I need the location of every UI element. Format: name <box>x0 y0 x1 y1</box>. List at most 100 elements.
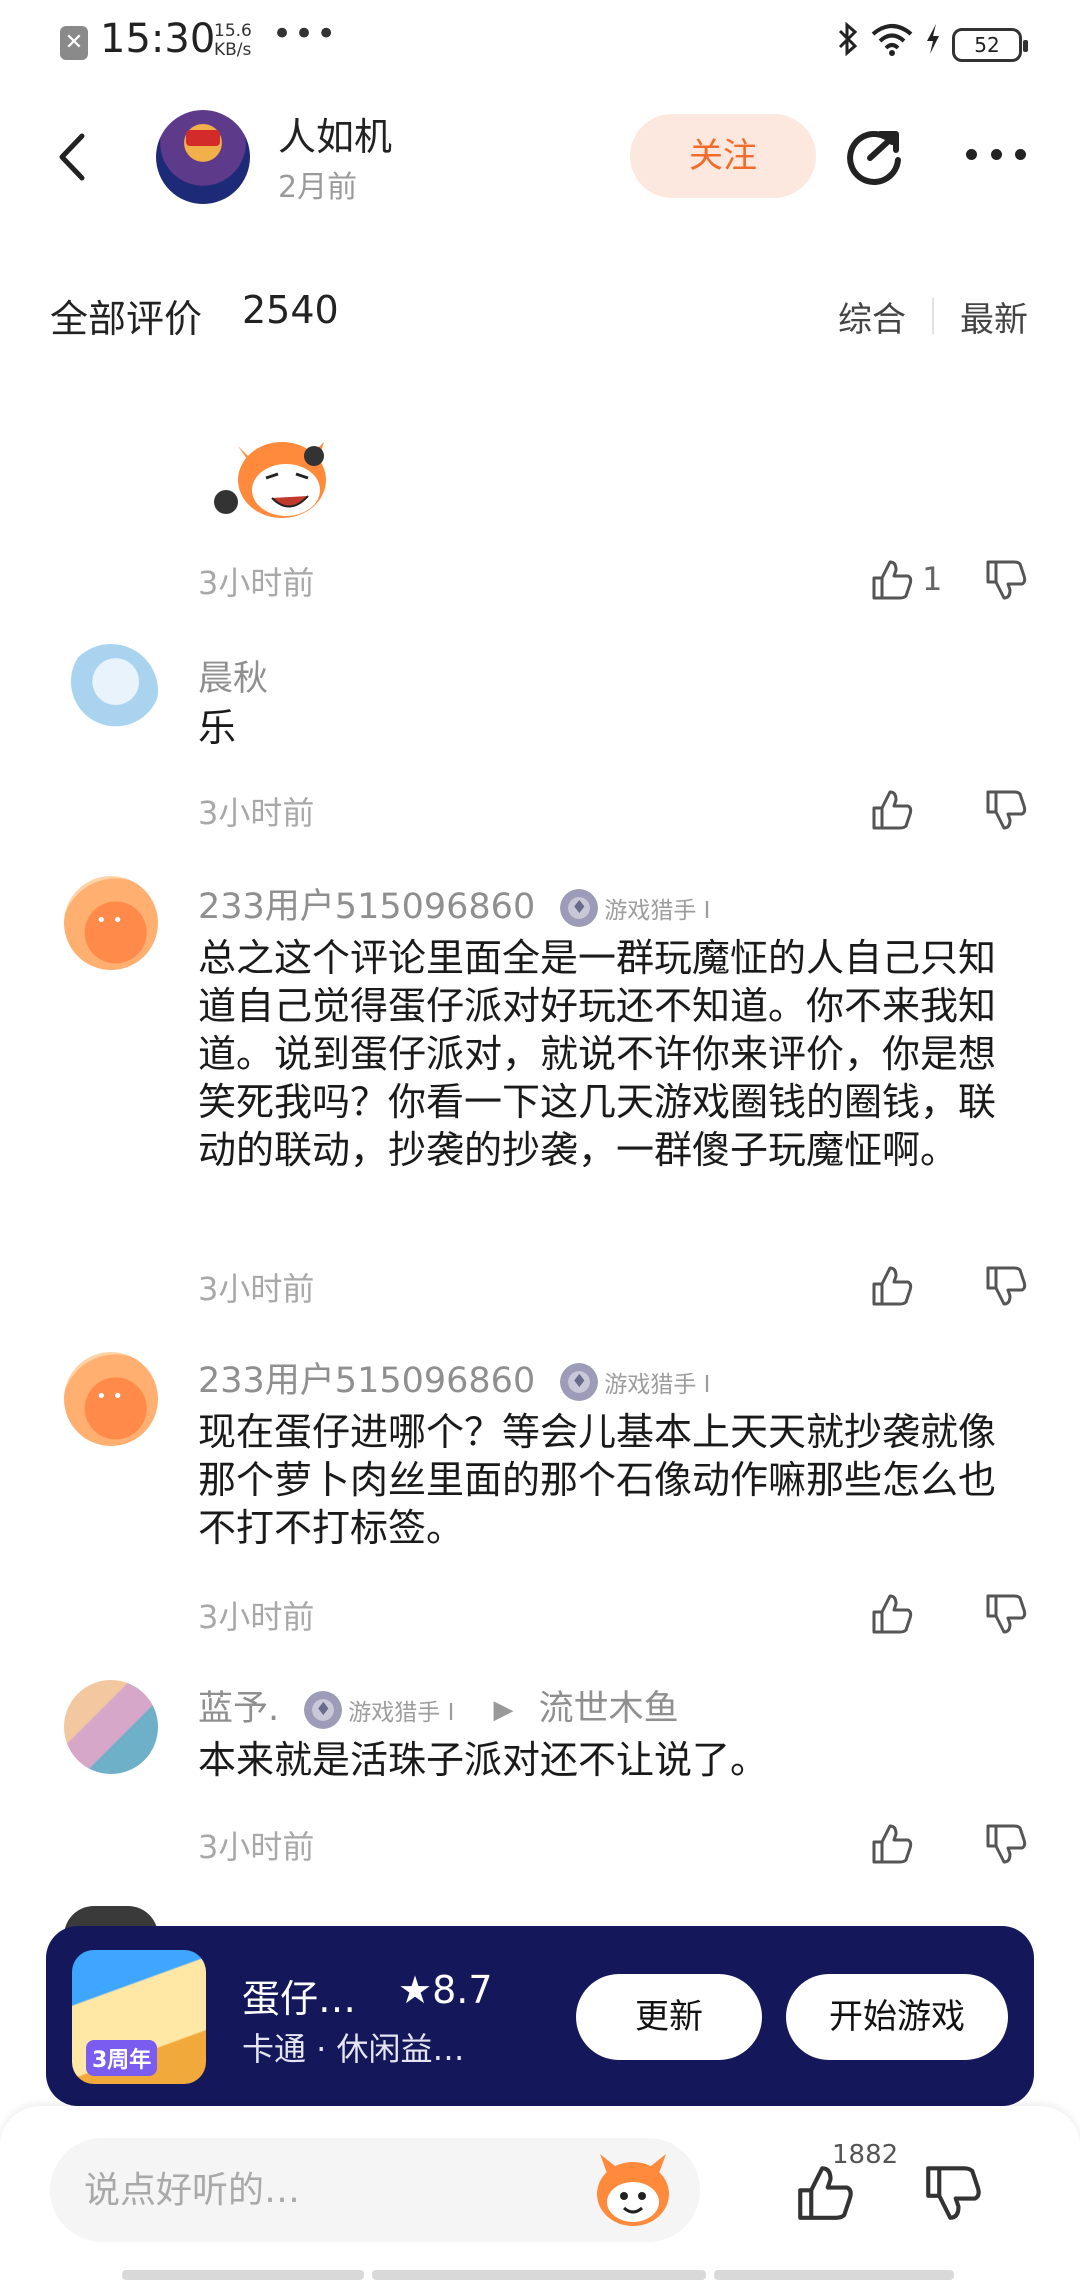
thumbs-up-icon <box>872 1594 913 1634</box>
anniversary-badge: 3周年 <box>86 2040 158 2076</box>
back-button[interactable] <box>44 122 104 192</box>
reply-username[interactable]: 233用户515096860 <box>198 887 535 927</box>
reply-to-username[interactable]: 流世木鱼 <box>539 1689 679 1729</box>
badge-label: 游戏猎手 I <box>604 1372 711 1398</box>
reply-user-line: 233用户515096860 ♦ 游戏猎手 I <box>198 1352 710 1403</box>
charging-icon <box>924 22 942 67</box>
thumbs-up-icon <box>872 1824 913 1864</box>
user-badge: ♦ 游戏猎手 I <box>560 889 710 927</box>
dislike-button[interactable] <box>982 1262 1030 1310</box>
reply-time: 3小时前 <box>198 1270 315 1308</box>
review-count: 2540 <box>242 288 339 332</box>
like-button[interactable] <box>868 1820 916 1868</box>
network-speed-unit: KB/s <box>214 40 252 60</box>
author-post-time: 2月前 <box>278 170 358 205</box>
reply-arrow-icon: ▶ <box>493 1695 514 1725</box>
thumbs-down-icon <box>986 1266 1027 1306</box>
game-card[interactable]: 3周年 蛋仔… ★8.7 卡通 · 休闲益… 更新 开始游戏 <box>46 1926 1034 2106</box>
reviews-section-header: 全部评价 2540 综合 最新 <box>0 284 1080 348</box>
game-name: 蛋仔… <box>242 1977 357 2021</box>
game-rating: ★8.7 <box>398 1968 493 2012</box>
user-avatar[interactable] <box>64 644 158 738</box>
post-dislike-button[interactable] <box>920 2160 986 2226</box>
update-button[interactable]: 更新 <box>576 1974 762 2060</box>
thumbs-up-icon <box>872 790 913 830</box>
bluetooth-icon <box>836 21 860 67</box>
reply-username[interactable]: 233用户515096860 <box>198 1361 535 1401</box>
reply-time: 3小时前 <box>198 564 315 602</box>
reply-text: 现在蛋仔进哪个？等会儿基本上天天就抄袭就像那个萝卜肉丝里面的那个石像动作嘛那些怎… <box>198 1410 997 1550</box>
game-rating-value: 8.7 <box>432 1968 493 2012</box>
more-dot-icon <box>966 148 977 160</box>
like-button[interactable] <box>868 556 916 604</box>
comment-bar: 1882 <box>0 2106 1080 2280</box>
sort-option-comprehensive[interactable]: 综合 <box>838 292 906 341</box>
chevron-left-icon <box>59 133 85 181</box>
share-button[interactable] <box>840 118 912 190</box>
game-tags: 卡通 · 休闲益… <box>242 2030 465 2068</box>
star-icon: ★ <box>398 1968 433 2012</box>
nav-indicator <box>372 2270 706 2280</box>
more-dot-icon <box>990 148 1002 160</box>
status-bar: ✕ 15:30 15.6 KB/s ••• 52 <box>0 0 1080 86</box>
status-right-icons: 52 <box>836 21 1028 67</box>
thumbs-up-icon <box>872 1266 913 1306</box>
emoji-mascot-icon[interactable] <box>590 2146 676 2232</box>
badge-label: 游戏猎手 I <box>348 1700 455 1726</box>
battery-icon: 52 <box>952 27 1028 62</box>
reply-text: 总之这个评论里面全是一群玩魔怔的人自己只知道自己觉得蛋仔派对好玩还不知道。你不来… <box>198 936 997 1172</box>
network-speed: 15.6 KB/s <box>214 22 252 60</box>
reply-username[interactable]: 蓝予. <box>198 1689 279 1729</box>
user-avatar[interactable] <box>64 1352 158 1446</box>
game-icon[interactable]: 3周年 <box>72 1950 206 2084</box>
author-avatar[interactable] <box>156 110 250 204</box>
reply-time: 3小时前 <box>198 794 315 832</box>
share-icon <box>847 130 901 185</box>
badge-label: 游戏猎手 I <box>604 898 711 924</box>
reply-text: 乐 <box>198 706 237 750</box>
user-avatar[interactable] <box>64 876 158 970</box>
thumbs-down-icon <box>986 790 1027 830</box>
user-badge: ♦ 游戏猎手 I <box>560 1363 710 1401</box>
status-more-icon: ••• <box>272 14 339 54</box>
reply-text: 本来就是活珠子派对还不让说了。 <box>198 1738 769 1782</box>
badge-icon: ♦ <box>560 889 599 927</box>
more-dot-icon <box>1015 148 1026 160</box>
post-header: 人如机 2月前 关注 <box>0 96 1080 220</box>
reply-time: 3小时前 <box>198 1598 315 1636</box>
user-badge: ♦ 游戏猎手 I <box>304 1691 454 1729</box>
thumbs-down-icon <box>986 1824 1027 1864</box>
dislike-button[interactable] <box>982 1820 1030 1868</box>
like-button[interactable] <box>868 1590 916 1638</box>
like-button[interactable] <box>868 786 916 834</box>
thumbs-up-icon <box>798 2166 853 2220</box>
author-name[interactable]: 人如机 <box>278 106 392 161</box>
follow-button[interactable]: 关注 <box>630 114 816 198</box>
reply-time: 3小时前 <box>198 1828 315 1866</box>
mascot-sticker-icon <box>214 442 326 518</box>
thumbs-down-icon <box>986 1594 1027 1634</box>
status-time: 15:30 <box>100 16 216 62</box>
thumbs-down-icon <box>986 560 1027 600</box>
more-options-button[interactable] <box>960 118 1032 190</box>
nav-indicator <box>122 2270 364 2280</box>
sort-option-latest[interactable]: 最新 <box>960 292 1028 341</box>
section-title: 全部评价 <box>50 297 203 341</box>
reply-user-line: 蓝予. ♦ 游戏猎手 I ▶ 流世木鱼 <box>198 1680 679 1731</box>
nav-indicator <box>714 2270 954 2280</box>
user-avatar[interactable] <box>64 1680 158 1774</box>
wifi-icon <box>870 22 914 67</box>
badge-icon: ♦ <box>304 1691 343 1729</box>
reply-user-line: 233用户515096860 ♦ 游戏猎手 I <box>198 878 710 929</box>
like-button[interactable] <box>868 1262 916 1310</box>
dislike-button[interactable] <box>982 1590 1030 1638</box>
dislike-button[interactable] <box>982 786 1030 834</box>
like-count: 1 <box>922 560 943 598</box>
thumbs-down-icon <box>926 2166 981 2220</box>
post-like-button[interactable] <box>792 2160 858 2226</box>
reply-username[interactable]: 晨秋 <box>198 650 268 701</box>
dislike-button[interactable] <box>982 556 1030 604</box>
start-game-button[interactable]: 开始游戏 <box>786 1974 1008 2060</box>
network-speed-value: 15.6 <box>214 21 252 41</box>
badge-icon: ♦ <box>560 1363 599 1401</box>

**SHORT PROBLEM**
Copy every line of the material above word for word, but leave out the picture.

**TASK OUTPUT**
I need the location of every UI element. Format: name <box>x0 y0 x1 y1</box>. List at most 100 elements.
thumbs-up-icon <box>872 1594 913 1634</box>
anniversary-badge: 3周年 <box>86 2040 158 2076</box>
back-button[interactable] <box>44 122 104 192</box>
reply-username[interactable]: 233用户515096860 <box>198 887 535 927</box>
reply-to-username[interactable]: 流世木鱼 <box>539 1689 679 1729</box>
badge-label: 游戏猎手 I <box>604 1372 711 1398</box>
reply-user-line: 233用户515096860 ♦ 游戏猎手 I <box>198 1352 710 1403</box>
charging-icon <box>924 22 942 67</box>
thumbs-up-icon <box>872 1824 913 1864</box>
user-badge: ♦ 游戏猎手 I <box>560 889 710 927</box>
dislike-button[interactable] <box>982 1262 1030 1310</box>
reply-time: 3小时前 <box>198 1270 315 1308</box>
review-count: 2540 <box>242 288 339 332</box>
like-button[interactable] <box>868 1820 916 1868</box>
network-speed-unit: KB/s <box>214 40 252 60</box>
author-post-time: 2月前 <box>278 170 358 205</box>
reply-arrow-icon: ▶ <box>493 1695 514 1725</box>
thumbs-down-icon <box>986 1266 1027 1306</box>
game-card[interactable]: 3周年 蛋仔… ★8.7 卡通 · 休闲益… 更新 开始游戏 <box>46 1926 1034 2106</box>
reviews-section-header: 全部评价 2540 综合 最新 <box>0 284 1080 348</box>
game-name: 蛋仔… <box>242 1977 357 2021</box>
game-rating: ★8.7 <box>398 1968 493 2012</box>
user-avatar[interactable] <box>64 644 158 738</box>
post-dislike-button[interactable] <box>920 2160 986 2226</box>
update-button[interactable]: 更新 <box>576 1974 762 2060</box>
thumbs-up-icon <box>872 790 913 830</box>
bluetooth-icon <box>836 21 860 67</box>
reply-username[interactable]: 233用户515096860 <box>198 1361 535 1401</box>
reply-time: 3小时前 <box>198 564 315 602</box>
reply-text: 现在蛋仔进哪个？等会儿基本上天天就抄袭就像那个萝卜肉丝里面的那个石像动作嘛那些怎… <box>198 1410 997 1550</box>
game-rating-value: 8.7 <box>432 1968 493 2012</box>
more-dot-icon <box>966 148 977 160</box>
like-button[interactable] <box>868 556 916 604</box>
comment-bar: 1882 <box>0 2106 1080 2280</box>
sort-option-comprehensive[interactable]: 综合 <box>838 292 906 341</box>
chevron-left-icon <box>59 133 85 181</box>
share-button[interactable] <box>840 118 912 190</box>
game-tags: 卡通 · 休闲益… <box>242 2030 465 2068</box>
star-icon: ★ <box>398 1968 433 2012</box>
nav-indicator <box>372 2270 706 2280</box>
more-dot-icon <box>990 148 1002 160</box>
status-bar: ✕ 15:30 15.6 KB/s ••• 52 <box>0 0 1080 86</box>
status-right-icons: 52 <box>836 21 1028 67</box>
thumbs-up-icon <box>872 1266 913 1306</box>
emoji-mascot-icon[interactable] <box>590 2146 676 2232</box>
badge-label: 游戏猎手 I <box>348 1700 455 1726</box>
battery-icon: 52 <box>952 27 1028 62</box>
reply-text: 总之这个评论里面全是一群玩魔怔的人自己只知道自己觉得蛋仔派对好玩还不知道。你不来… <box>198 936 997 1172</box>
network-speed: 15.6 KB/s <box>214 22 252 60</box>
reply-username[interactable]: 蓝予. <box>198 1689 279 1729</box>
user-avatar[interactable] <box>64 1352 158 1446</box>
game-icon[interactable]: 3周年 <box>72 1950 206 2084</box>
author-avatar[interactable] <box>156 110 250 204</box>
reply-time: 3小时前 <box>198 794 315 832</box>
share-icon <box>847 130 901 185</box>
badge-label: 游戏猎手 I <box>604 898 711 924</box>
reply-text: 乐 <box>198 706 237 750</box>
user-avatar[interactable] <box>64 876 158 970</box>
thumbs-down-icon <box>986 790 1027 830</box>
user-badge: ♦ 游戏猎手 I <box>560 1363 710 1401</box>
status-more-icon: ••• <box>272 14 339 54</box>
reply-text: 本来就是活珠子派对还不让说了。 <box>198 1738 769 1782</box>
badge-icon: ♦ <box>560 889 599 927</box>
more-dot-icon <box>1015 148 1026 160</box>
post-header: 人如机 2月前 关注 <box>0 96 1080 220</box>
reply-time: 3小时前 <box>198 1598 315 1636</box>
user-badge: ♦ 游戏猎手 I <box>304 1691 454 1729</box>
thumbs-down-icon <box>986 1824 1027 1864</box>
dislike-button[interactable] <box>982 1820 1030 1868</box>
like-button[interactable] <box>868 1590 916 1638</box>
like-button[interactable] <box>868 786 916 834</box>
thumbs-up-icon <box>798 2166 853 2220</box>
author-name[interactable]: 人如机 <box>278 106 392 161</box>
follow-button[interactable]: 关注 <box>630 114 816 198</box>
reply-time: 3小时前 <box>198 1828 315 1866</box>
mascot-sticker-icon <box>214 442 326 518</box>
thumbs-down-icon <box>986 1594 1027 1634</box>
status-time: 15:30 <box>100 16 216 62</box>
thumbs-down-icon <box>986 560 1027 600</box>
more-options-button[interactable] <box>960 118 1032 190</box>
nav-indicator <box>122 2270 364 2280</box>
sort-option-latest[interactable]: 最新 <box>960 292 1028 341</box>
section-title: 全部评价 <box>50 297 203 341</box>
reply-user-line: 蓝予. ♦ 游戏猎手 I ▶ 流世木鱼 <box>198 1680 679 1731</box>
nav-indicator <box>714 2270 954 2280</box>
user-avatar[interactable] <box>64 1680 158 1774</box>
wifi-icon <box>870 22 914 67</box>
badge-icon: ♦ <box>304 1691 343 1729</box>
reply-user-line: 233用户515096860 ♦ 游戏猎手 I <box>198 878 710 929</box>
like-button[interactable] <box>868 1262 916 1310</box>
dislike-button[interactable] <box>982 1590 1030 1638</box>
dislike-button[interactable] <box>982 786 1030 834</box>
like-count: 1 <box>922 560 943 598</box>
thumbs-down-icon <box>926 2166 981 2220</box>
post-like-button[interactable] <box>792 2160 858 2226</box>
reply-username[interactable]: 晨秋 <box>198 650 268 701</box>
dislike-button[interactable] <box>982 556 1030 604</box>
start-game-button[interactable]: 开始游戏 <box>786 1974 1008 2060</box>
network-speed-value: 15.6 <box>214 21 252 41</box>
badge-icon: ♦ <box>560 1363 599 1401</box>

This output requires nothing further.